▶ Given exercise
Where does the string "distractions" appear in the records? Copy every line that contains it.
BEGIN Raw records
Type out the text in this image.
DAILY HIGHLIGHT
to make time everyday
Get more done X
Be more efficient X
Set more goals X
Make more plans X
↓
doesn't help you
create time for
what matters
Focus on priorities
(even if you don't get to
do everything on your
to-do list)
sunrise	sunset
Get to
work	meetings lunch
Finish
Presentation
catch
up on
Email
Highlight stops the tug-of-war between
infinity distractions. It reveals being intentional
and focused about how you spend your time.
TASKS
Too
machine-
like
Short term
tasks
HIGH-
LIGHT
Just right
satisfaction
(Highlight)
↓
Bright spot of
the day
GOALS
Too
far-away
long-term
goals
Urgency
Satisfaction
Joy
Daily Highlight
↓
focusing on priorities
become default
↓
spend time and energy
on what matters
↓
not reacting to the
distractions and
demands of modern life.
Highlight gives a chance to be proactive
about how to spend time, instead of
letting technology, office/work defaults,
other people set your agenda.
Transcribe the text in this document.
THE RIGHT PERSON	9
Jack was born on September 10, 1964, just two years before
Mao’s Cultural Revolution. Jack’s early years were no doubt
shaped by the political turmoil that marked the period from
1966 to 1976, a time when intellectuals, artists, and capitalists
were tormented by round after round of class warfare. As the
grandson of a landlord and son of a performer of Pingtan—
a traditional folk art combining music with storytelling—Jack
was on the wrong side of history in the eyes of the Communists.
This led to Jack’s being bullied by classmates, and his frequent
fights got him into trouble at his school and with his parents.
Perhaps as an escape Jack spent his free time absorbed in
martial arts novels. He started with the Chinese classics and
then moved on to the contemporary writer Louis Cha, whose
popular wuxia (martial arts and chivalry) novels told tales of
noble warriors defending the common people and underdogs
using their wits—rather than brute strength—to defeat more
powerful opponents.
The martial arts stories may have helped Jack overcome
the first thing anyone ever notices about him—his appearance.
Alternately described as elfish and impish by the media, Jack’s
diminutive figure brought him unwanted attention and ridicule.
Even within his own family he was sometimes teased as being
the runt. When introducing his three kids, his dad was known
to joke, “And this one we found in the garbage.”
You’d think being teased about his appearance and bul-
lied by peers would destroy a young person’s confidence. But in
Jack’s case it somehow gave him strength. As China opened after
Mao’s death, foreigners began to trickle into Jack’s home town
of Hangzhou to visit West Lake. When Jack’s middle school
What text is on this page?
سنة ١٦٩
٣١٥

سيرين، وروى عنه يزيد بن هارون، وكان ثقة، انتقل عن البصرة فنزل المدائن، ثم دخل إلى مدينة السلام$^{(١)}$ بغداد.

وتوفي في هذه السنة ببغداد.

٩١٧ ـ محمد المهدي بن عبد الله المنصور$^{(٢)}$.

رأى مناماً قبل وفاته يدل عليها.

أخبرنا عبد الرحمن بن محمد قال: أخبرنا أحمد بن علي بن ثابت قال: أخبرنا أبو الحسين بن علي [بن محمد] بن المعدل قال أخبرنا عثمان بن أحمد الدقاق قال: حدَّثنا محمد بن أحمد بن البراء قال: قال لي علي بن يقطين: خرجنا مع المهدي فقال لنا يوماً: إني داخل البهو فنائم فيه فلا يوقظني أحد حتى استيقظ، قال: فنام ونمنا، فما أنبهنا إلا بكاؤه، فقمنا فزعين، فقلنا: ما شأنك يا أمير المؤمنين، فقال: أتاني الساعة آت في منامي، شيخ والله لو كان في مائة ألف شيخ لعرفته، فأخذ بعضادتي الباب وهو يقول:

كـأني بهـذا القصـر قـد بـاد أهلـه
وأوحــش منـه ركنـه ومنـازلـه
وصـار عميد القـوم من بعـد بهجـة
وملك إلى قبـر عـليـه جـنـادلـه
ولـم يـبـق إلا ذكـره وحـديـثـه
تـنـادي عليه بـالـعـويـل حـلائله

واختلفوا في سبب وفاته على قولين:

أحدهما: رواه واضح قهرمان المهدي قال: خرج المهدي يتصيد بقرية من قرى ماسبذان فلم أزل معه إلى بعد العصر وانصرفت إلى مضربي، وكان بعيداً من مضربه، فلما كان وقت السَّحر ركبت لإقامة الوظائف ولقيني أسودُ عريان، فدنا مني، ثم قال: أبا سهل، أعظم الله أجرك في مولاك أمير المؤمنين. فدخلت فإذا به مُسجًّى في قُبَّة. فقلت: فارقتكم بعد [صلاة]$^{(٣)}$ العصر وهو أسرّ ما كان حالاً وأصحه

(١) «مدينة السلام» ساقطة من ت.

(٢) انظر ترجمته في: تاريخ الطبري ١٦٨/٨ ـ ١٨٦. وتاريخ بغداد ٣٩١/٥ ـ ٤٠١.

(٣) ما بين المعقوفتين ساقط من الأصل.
END Raw records
▶ Answer to this exercise
infinity distractions. It reveals being intentional
distractions and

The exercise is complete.